STORED RECORDS >>
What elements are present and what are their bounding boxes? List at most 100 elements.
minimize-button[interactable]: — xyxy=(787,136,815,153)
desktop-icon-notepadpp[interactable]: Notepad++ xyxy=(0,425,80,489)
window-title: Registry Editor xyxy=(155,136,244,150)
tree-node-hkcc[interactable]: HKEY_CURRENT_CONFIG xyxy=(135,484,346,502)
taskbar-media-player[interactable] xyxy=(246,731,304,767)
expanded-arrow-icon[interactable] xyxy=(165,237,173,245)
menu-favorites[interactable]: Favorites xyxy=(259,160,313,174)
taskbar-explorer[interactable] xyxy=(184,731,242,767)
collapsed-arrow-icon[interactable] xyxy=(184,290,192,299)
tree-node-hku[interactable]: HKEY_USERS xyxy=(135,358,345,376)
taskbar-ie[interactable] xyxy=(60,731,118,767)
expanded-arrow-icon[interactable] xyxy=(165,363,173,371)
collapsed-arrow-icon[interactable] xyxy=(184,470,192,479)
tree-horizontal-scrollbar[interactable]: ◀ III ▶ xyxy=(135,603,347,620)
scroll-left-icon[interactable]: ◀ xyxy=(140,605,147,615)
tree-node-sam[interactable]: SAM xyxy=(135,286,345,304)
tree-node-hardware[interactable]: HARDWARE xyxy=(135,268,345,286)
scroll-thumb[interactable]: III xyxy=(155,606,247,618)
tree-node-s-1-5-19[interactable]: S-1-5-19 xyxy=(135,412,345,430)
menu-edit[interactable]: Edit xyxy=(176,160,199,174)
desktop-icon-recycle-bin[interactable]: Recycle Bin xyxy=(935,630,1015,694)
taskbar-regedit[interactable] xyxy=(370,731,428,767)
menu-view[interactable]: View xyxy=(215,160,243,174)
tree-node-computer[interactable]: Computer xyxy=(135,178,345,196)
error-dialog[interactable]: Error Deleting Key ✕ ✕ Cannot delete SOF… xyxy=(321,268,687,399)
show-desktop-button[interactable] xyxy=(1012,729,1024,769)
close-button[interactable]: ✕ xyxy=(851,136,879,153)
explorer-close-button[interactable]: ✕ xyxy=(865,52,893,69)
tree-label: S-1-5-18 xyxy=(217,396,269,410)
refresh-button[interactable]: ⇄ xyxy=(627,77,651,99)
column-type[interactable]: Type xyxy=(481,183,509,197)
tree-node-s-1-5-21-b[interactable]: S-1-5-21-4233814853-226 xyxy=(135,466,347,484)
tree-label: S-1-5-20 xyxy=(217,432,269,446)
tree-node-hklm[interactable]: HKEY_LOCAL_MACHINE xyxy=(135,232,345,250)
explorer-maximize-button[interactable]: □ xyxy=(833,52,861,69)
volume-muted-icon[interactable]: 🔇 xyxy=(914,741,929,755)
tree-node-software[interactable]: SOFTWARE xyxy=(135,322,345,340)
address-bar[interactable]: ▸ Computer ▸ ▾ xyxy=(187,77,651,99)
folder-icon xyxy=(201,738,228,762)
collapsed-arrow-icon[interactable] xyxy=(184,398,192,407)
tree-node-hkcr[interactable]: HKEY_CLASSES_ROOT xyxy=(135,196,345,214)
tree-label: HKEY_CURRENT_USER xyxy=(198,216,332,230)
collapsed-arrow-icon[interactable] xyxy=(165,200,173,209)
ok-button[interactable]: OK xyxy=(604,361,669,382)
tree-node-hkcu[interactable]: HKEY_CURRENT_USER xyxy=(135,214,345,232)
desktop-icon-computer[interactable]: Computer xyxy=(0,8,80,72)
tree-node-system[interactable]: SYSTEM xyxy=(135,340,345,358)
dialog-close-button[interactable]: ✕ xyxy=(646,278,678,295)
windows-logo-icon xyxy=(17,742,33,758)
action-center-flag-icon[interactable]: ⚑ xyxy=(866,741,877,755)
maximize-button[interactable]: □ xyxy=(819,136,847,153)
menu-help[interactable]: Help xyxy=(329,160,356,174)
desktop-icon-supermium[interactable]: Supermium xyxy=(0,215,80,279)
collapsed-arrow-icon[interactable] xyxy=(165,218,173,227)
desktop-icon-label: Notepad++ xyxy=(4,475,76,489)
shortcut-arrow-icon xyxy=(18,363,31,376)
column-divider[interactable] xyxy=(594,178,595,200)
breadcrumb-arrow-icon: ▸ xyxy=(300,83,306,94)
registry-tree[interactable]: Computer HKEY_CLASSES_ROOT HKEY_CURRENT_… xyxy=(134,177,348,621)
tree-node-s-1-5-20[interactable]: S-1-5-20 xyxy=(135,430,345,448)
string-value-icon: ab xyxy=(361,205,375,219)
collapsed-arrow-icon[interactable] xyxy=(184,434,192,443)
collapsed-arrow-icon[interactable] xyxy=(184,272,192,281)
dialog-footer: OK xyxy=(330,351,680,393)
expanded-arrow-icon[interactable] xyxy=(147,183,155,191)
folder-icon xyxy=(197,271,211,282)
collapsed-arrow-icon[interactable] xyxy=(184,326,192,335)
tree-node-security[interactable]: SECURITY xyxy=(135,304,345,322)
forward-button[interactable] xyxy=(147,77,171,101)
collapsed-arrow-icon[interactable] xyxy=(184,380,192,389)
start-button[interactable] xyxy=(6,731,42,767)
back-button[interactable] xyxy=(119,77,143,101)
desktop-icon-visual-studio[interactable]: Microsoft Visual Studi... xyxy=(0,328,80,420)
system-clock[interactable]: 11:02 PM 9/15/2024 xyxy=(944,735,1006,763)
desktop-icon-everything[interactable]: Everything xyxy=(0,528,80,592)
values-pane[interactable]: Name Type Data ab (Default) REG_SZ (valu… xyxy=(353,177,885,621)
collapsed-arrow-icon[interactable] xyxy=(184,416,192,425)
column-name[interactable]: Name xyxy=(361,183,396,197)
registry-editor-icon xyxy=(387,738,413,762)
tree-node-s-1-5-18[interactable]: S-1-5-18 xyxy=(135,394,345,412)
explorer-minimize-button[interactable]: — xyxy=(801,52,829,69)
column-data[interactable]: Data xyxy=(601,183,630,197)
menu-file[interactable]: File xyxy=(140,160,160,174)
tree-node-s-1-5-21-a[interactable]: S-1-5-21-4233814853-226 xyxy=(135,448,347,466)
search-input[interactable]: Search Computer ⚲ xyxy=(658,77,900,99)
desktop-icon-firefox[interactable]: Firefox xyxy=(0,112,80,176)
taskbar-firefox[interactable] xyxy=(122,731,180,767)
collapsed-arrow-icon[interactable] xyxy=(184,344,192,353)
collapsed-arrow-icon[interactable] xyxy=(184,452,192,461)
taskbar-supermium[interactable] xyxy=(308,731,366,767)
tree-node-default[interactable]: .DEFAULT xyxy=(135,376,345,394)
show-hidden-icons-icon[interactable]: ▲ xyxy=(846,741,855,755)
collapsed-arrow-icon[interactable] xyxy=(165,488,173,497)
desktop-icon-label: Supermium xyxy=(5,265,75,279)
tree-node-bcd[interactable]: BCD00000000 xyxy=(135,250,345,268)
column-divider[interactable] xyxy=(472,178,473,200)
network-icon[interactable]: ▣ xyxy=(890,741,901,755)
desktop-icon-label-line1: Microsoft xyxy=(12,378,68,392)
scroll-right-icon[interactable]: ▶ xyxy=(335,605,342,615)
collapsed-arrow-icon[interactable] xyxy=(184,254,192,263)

TASK OBJECTIVE >> Write out the records from the beginning through the line containing "expanded-arrow-icon[interactable] xyxy=(165,363,173,371)", swapping every "taskbar" for "dock" and leaving everything else unchanged.

COMPLETE OUTPUT >>
What elements are present and what are their bounding boxes? List at most 100 elements.
minimize-button[interactable]: — xyxy=(787,136,815,153)
desktop-icon-notepadpp[interactable]: Notepad++ xyxy=(0,425,80,489)
window-title: Registry Editor xyxy=(155,136,244,150)
tree-node-hkcc[interactable]: HKEY_CURRENT_CONFIG xyxy=(135,484,346,502)
dock-media-player[interactable] xyxy=(246,731,304,767)
expanded-arrow-icon[interactable] xyxy=(165,237,173,245)
menu-favorites[interactable]: Favorites xyxy=(259,160,313,174)
dock-explorer[interactable] xyxy=(184,731,242,767)
collapsed-arrow-icon[interactable] xyxy=(184,290,192,299)
tree-node-hku[interactable]: HKEY_USERS xyxy=(135,358,345,376)
dock-ie[interactable] xyxy=(60,731,118,767)
expanded-arrow-icon[interactable] xyxy=(165,363,173,371)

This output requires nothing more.